■ **TASK STATEMENT**: Repeat the whole listing exactly as written.

Records contained in a dataset
########################################

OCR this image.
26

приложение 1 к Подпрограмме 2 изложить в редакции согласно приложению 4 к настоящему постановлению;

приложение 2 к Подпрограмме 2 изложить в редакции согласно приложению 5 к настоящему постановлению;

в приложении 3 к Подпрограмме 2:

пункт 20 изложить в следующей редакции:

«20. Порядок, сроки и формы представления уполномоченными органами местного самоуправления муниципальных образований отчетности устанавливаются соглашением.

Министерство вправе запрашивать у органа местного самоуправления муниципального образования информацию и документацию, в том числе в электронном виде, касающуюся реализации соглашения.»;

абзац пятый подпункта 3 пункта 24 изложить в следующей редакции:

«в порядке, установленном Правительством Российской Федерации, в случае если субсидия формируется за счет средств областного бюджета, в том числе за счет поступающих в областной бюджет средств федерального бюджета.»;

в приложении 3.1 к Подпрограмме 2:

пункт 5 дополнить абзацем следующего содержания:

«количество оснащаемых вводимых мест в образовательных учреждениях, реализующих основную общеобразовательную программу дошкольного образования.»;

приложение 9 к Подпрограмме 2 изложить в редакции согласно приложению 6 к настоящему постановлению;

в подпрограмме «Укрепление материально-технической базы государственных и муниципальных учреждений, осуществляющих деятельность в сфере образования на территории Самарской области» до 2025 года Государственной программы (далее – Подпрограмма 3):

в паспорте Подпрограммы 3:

########################################

■ **SOLUTION TO THIS TASK**:
OCR this image.
26

приложение 1 к Подпрограмме 2 изложить в редакции согласно приложению 4 к настоящему постановлению;

приложение 2 к Подпрограмме 2 изложить в редакции согласно приложению 5 к настоящему постановлению;

в приложении 3 к Подпрограмме 2:

пункт 20 изложить в следующей редакции:

«20. Порядок, сроки и формы представления уполномоченными органами местного самоуправления муниципальных образований отчетности устанавливаются соглашением.

Министерство вправе запрашивать у органа местного самоуправления муниципального образования информацию и документацию, в том числе в электронном виде, касающуюся реализации соглашения.»;

абзац пятый подпункта 3 пункта 24 изложить в следующей редакции:

«в порядке, установленном Правительством Российской Федерации, в случае если субсидия формируется за счет средств областного бюджета, в том числе за счет поступающих в областной бюджет средств федерального бюджета.»;

в приложении 3.1 к Подпрограмме 2:

пункт 5 дополнить абзацем следующего содержания:

«количество оснащаемых вводимых мест в образовательных учреждениях, реализующих основную общеобразовательную программу дошкольного образования.»;

приложение 9 к Подпрограмме 2 изложить в редакции согласно приложению 6 к настоящему постановлению;

в подпрограмме «Укрепление материально-технической базы государственных и муниципальных учреждений, осуществляющих деятельность в сфере образования на территории Самарской области» до 2025 года Государственной программы (далее – Подпрограмма 3):

в паспорте Подпрограммы 3:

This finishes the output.